What the exercise asks - Word for word, transcribe every line below.

Supplied data -
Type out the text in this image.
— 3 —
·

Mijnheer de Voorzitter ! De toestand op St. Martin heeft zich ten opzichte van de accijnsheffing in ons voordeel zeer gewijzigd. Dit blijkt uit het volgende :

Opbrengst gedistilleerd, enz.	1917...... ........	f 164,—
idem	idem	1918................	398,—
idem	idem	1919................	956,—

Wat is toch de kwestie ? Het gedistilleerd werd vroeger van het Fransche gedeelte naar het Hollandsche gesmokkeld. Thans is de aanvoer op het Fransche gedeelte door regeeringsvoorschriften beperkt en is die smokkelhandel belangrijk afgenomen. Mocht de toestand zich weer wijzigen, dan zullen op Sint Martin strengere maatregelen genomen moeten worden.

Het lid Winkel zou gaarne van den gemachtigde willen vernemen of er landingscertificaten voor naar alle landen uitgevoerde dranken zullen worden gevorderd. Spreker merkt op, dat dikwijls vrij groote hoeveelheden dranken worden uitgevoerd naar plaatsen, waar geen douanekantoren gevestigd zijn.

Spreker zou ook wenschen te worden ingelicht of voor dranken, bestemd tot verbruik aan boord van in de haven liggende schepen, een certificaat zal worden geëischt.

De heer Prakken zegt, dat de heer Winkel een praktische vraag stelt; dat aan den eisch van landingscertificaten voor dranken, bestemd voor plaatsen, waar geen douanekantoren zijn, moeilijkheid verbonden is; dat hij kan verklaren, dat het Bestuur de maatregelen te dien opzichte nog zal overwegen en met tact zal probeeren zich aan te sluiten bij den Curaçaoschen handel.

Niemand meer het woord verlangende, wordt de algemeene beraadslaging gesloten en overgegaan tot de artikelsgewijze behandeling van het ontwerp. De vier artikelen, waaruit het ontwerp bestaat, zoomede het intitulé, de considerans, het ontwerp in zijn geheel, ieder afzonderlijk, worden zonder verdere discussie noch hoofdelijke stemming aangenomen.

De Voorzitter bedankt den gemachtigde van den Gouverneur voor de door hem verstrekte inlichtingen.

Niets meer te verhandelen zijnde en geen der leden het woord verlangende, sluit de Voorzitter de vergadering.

Answer space -
Type out the text in this image.
— 3 —
·

Mijnheer de Voorzitter ! De toestand op St. Martin heeft zich ten opzichte van de accijnsheffing in ons voordeel zeer gewijzigd. Dit blijkt uit het volgende :

Opbrengst gedistilleerd, enz.	1917...... ........	f 164,—
idem	idem	1918................	398,—
idem	idem	1919................	956,—

Wat is toch de kwestie ? Het gedistilleerd werd vroeger van het Fransche gedeelte naar het Hollandsche gesmokkeld. Thans is de aanvoer op het Fransche gedeelte door regeeringsvoorschriften beperkt en is die smokkelhandel belangrijk afgenomen. Mocht de toestand zich weer wijzigen, dan zullen op Sint Martin strengere maatregelen genomen moeten worden.

Het lid Winkel zou gaarne van den gemachtigde willen vernemen of er landingscertificaten voor naar alle landen uitgevoerde dranken zullen worden gevorderd. Spreker merkt op, dat dikwijls vrij groote hoeveelheden dranken worden uitgevoerd naar plaatsen, waar geen douanekantoren gevestigd zijn.

Spreker zou ook wenschen te worden ingelicht of voor dranken, bestemd tot verbruik aan boord van in de haven liggende schepen, een certificaat zal worden geëischt.

De heer Prakken zegt, dat de heer Winkel een praktische vraag stelt; dat aan den eisch van landingscertificaten voor dranken, bestemd voor plaatsen, waar geen douanekantoren zijn, moeilijkheid verbonden is; dat hij kan verklaren, dat het Bestuur de maatregelen te dien opzichte nog zal overwegen en met tact zal probeeren zich aan te sluiten bij den Curaçaoschen handel.

Niemand meer het woord verlangende, wordt de algemeene beraadslaging gesloten en overgegaan tot de artikelsgewijze behandeling van het ontwerp. De vier artikelen, waaruit het ontwerp bestaat, zoomede het intitulé, de considerans, het ontwerp in zijn geheel, ieder afzonderlijk, worden zonder verdere discussie noch hoofdelijke stemming aangenomen.

De Voorzitter bedankt den gemachtigde van den Gouverneur voor de door hem verstrekte inlichtingen.

Niets meer te verhandelen zijnde en geen der leden het woord verlangende, sluit de Voorzitter de vergadering.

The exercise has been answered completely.